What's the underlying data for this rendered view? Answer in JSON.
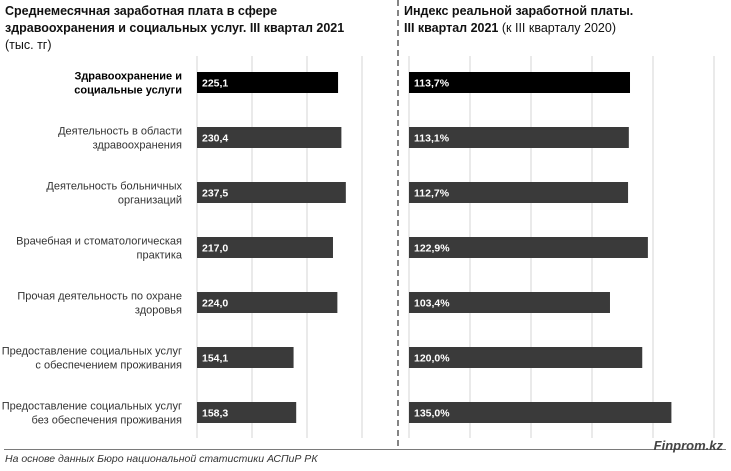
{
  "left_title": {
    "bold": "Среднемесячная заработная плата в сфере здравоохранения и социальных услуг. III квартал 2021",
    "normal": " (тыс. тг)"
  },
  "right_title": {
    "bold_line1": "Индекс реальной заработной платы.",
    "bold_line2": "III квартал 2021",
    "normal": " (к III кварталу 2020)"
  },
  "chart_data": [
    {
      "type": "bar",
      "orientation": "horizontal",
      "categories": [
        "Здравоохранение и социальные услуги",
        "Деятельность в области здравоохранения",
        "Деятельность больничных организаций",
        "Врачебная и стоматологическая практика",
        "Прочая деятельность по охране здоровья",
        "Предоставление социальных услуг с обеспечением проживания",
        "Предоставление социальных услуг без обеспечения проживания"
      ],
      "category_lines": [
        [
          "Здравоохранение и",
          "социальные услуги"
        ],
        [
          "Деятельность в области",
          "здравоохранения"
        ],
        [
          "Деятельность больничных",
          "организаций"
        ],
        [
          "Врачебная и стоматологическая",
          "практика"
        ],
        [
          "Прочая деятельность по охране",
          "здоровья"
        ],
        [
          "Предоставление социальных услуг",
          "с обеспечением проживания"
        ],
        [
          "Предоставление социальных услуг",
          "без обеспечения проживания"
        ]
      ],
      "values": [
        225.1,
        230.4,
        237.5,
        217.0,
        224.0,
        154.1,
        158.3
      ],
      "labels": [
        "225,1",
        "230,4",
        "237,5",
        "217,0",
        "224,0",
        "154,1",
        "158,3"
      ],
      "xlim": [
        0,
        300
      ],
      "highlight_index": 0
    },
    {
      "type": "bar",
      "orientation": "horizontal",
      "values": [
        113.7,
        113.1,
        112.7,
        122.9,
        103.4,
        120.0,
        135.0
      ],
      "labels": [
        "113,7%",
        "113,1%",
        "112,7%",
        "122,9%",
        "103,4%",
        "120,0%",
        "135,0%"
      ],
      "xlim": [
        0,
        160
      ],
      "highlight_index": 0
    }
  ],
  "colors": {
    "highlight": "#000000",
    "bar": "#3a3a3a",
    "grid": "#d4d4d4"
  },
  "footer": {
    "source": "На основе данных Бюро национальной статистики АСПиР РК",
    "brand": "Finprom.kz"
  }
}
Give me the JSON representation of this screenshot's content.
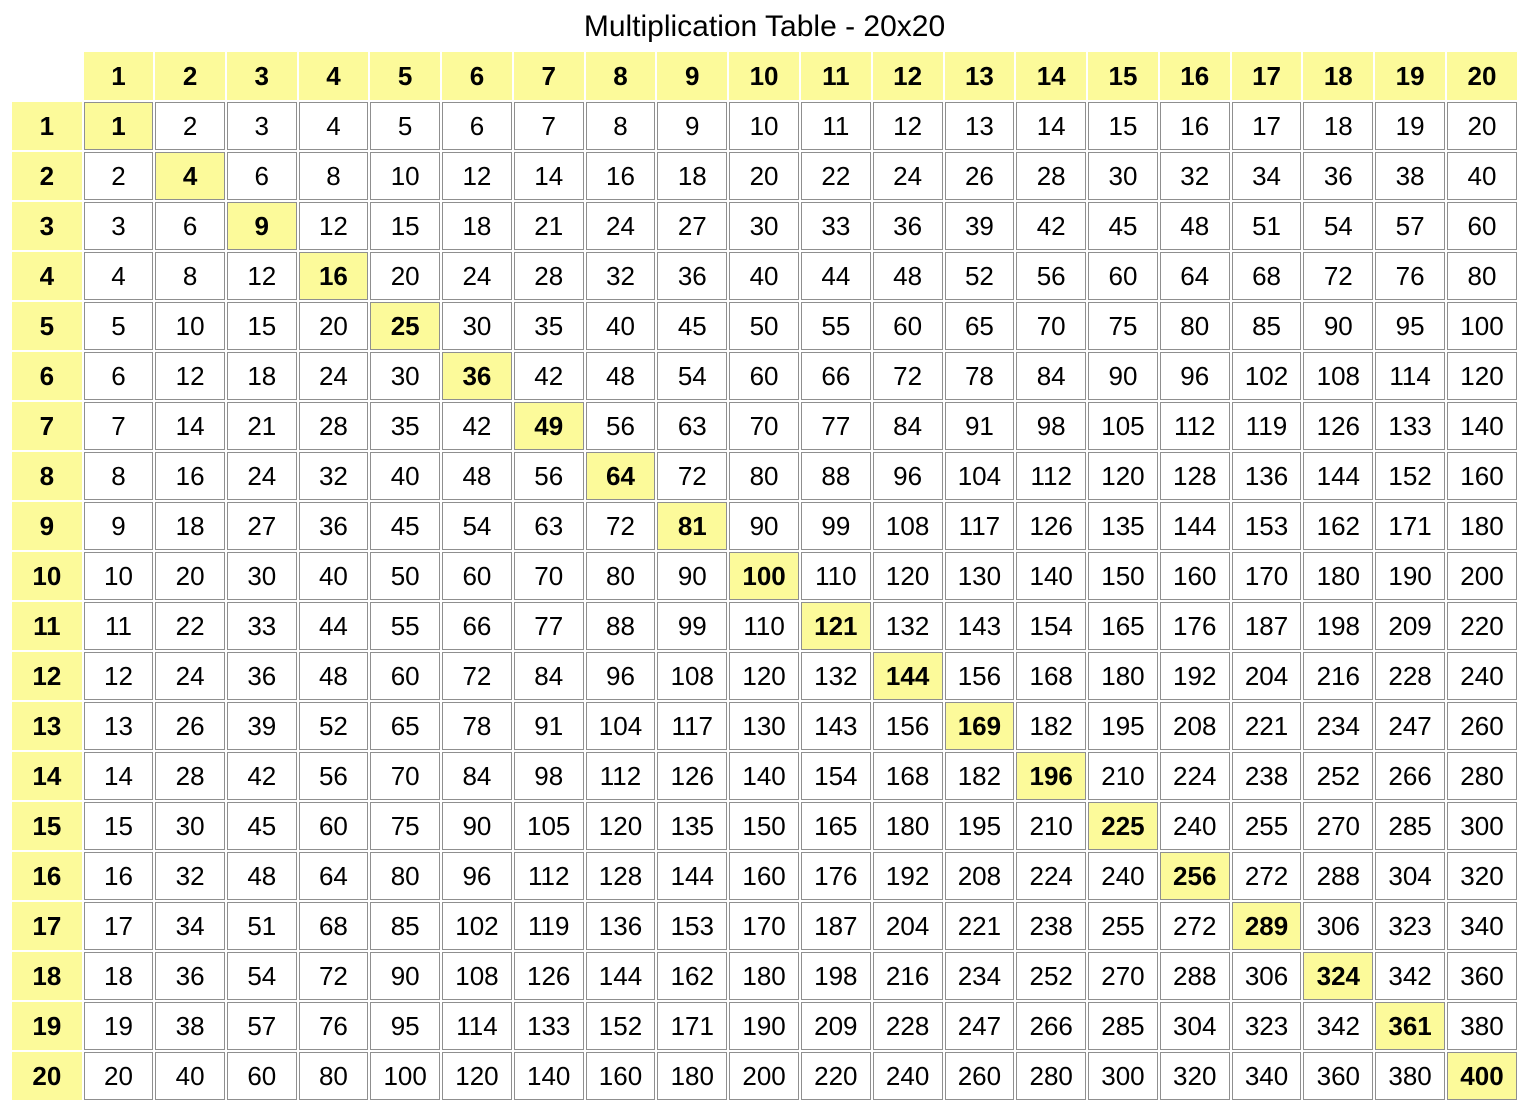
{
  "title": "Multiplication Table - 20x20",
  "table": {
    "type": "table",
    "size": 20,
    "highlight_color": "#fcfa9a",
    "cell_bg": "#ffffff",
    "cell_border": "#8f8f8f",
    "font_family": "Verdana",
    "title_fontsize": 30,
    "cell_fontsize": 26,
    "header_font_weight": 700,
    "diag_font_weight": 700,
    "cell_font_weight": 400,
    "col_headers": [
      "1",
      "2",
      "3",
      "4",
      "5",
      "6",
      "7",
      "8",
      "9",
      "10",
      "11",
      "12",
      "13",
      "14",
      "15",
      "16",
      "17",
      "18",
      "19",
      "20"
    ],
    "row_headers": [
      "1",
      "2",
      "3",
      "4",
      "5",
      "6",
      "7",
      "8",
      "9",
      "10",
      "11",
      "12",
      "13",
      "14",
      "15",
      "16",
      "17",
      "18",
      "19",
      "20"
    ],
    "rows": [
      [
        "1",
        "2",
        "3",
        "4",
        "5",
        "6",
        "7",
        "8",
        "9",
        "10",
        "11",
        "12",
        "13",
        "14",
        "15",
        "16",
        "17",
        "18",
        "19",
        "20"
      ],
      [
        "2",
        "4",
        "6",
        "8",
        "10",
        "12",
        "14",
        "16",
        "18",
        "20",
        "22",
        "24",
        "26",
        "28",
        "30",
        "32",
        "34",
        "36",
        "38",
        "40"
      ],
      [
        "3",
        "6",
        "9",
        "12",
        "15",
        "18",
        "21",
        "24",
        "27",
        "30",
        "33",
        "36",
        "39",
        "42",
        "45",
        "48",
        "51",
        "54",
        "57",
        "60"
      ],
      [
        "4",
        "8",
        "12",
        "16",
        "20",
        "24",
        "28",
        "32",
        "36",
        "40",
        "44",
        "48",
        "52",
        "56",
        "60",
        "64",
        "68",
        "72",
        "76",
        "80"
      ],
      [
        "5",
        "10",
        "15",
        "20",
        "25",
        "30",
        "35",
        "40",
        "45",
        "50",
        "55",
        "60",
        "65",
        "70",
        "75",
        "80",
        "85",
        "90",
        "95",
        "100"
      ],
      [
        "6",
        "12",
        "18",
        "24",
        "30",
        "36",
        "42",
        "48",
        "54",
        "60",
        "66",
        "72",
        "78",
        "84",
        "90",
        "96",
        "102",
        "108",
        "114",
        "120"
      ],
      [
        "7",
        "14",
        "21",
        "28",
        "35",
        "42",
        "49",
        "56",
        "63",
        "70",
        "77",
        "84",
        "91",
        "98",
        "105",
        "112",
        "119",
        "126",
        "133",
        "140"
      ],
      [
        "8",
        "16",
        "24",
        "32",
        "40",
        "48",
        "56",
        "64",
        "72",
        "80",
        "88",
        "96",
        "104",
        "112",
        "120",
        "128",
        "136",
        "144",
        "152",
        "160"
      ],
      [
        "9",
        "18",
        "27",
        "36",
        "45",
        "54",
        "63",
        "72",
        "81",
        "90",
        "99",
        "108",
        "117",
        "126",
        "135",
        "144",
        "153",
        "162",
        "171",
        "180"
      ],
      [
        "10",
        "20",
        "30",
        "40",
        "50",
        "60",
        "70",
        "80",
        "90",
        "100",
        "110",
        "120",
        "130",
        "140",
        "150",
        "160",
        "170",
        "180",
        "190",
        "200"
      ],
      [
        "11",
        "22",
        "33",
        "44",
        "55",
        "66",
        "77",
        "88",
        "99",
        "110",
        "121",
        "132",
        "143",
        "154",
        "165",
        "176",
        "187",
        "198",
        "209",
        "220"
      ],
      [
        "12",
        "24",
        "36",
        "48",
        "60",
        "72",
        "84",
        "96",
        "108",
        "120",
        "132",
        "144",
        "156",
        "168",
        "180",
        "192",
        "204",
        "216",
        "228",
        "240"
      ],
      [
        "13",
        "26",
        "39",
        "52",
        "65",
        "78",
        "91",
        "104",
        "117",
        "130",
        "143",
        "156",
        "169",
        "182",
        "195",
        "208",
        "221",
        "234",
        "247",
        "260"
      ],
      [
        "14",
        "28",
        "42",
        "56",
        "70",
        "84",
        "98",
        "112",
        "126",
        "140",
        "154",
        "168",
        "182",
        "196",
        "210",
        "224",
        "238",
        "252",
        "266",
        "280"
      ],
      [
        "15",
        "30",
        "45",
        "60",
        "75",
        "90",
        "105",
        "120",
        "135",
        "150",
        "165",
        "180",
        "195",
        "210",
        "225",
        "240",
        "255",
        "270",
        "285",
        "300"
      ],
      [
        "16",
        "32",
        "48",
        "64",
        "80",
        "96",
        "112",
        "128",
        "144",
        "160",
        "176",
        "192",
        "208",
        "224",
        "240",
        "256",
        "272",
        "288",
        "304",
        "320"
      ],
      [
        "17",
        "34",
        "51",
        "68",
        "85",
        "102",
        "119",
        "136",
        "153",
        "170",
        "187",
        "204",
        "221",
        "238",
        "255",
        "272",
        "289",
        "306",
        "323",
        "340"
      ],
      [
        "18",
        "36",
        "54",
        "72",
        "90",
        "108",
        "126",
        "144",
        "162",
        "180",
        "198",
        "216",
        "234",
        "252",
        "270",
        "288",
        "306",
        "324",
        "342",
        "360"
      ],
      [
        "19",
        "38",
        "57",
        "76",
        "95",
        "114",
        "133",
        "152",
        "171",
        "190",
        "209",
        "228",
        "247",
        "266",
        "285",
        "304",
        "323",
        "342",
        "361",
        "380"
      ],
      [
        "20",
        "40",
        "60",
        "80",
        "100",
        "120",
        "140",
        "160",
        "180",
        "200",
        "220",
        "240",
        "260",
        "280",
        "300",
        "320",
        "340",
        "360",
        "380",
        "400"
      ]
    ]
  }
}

● ● ● ●

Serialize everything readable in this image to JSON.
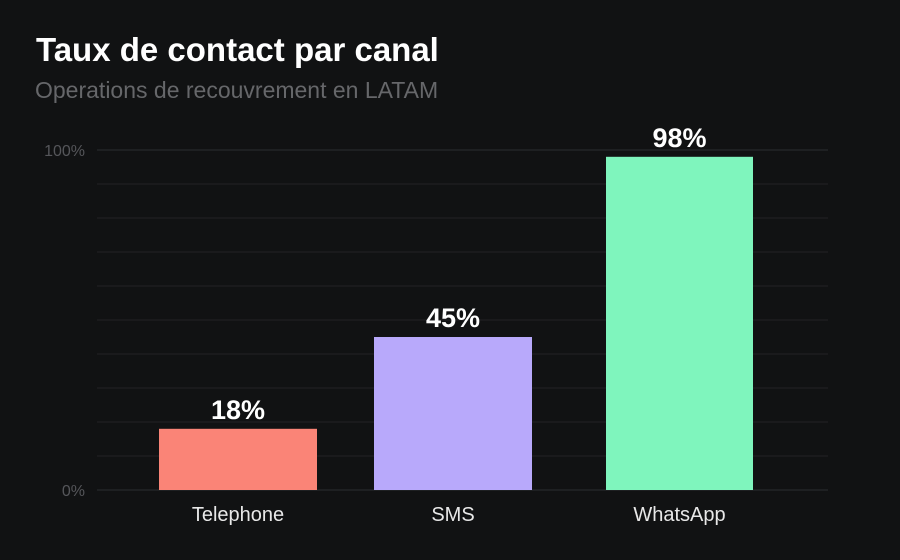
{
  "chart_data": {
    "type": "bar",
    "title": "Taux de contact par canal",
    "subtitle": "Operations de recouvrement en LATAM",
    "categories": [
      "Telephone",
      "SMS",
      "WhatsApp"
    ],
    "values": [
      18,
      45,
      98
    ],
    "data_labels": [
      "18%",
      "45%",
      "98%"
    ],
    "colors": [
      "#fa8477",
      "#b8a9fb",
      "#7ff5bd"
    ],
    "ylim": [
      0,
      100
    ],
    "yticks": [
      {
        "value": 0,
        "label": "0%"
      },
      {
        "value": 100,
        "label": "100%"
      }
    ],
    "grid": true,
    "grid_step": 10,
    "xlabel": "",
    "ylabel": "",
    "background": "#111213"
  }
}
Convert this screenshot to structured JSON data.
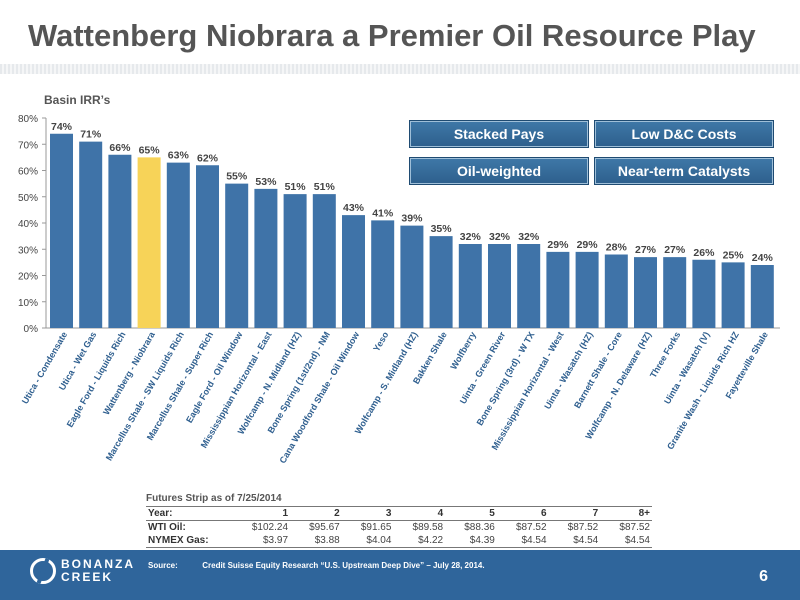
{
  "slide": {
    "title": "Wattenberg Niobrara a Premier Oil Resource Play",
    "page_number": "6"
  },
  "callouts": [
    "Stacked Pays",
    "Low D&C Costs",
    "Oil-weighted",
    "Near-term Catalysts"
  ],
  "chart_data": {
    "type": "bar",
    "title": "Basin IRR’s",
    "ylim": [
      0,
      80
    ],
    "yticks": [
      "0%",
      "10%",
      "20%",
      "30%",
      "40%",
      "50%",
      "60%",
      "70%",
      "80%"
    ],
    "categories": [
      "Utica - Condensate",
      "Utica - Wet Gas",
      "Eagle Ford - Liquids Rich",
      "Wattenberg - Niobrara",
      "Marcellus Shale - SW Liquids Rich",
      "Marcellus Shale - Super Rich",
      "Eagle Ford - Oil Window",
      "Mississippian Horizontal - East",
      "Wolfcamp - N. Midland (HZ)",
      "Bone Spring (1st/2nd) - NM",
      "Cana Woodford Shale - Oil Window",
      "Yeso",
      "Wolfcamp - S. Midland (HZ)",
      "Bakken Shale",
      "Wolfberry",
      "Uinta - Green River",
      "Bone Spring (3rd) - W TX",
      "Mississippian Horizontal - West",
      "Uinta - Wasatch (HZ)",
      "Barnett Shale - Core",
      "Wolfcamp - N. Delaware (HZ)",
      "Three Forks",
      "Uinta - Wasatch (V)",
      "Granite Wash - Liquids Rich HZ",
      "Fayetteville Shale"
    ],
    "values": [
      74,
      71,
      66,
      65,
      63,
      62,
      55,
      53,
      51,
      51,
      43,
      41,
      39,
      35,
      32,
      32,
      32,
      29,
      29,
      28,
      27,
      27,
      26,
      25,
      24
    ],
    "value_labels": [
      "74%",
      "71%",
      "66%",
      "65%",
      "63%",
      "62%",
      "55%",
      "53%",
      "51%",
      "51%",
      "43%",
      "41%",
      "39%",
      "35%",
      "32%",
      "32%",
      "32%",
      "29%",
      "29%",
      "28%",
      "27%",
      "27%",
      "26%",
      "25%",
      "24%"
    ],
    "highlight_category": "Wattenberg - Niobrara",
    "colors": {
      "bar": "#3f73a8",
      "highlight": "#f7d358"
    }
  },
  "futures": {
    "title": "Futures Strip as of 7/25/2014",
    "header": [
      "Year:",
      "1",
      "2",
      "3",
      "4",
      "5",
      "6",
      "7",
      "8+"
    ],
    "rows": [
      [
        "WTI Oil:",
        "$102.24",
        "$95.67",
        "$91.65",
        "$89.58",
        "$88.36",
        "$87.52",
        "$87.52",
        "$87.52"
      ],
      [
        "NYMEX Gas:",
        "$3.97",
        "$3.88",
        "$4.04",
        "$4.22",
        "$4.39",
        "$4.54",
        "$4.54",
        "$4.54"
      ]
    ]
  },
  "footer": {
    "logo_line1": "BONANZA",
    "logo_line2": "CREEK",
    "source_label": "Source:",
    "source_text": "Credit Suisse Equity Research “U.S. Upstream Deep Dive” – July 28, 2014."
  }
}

● ● ● ●

*What you have to do*: Go through the records and pull out each line that includes the word "Mississippian".

*Full response*:
      "Mississippian Horizontal - East",
      "Mississippian Horizontal - West",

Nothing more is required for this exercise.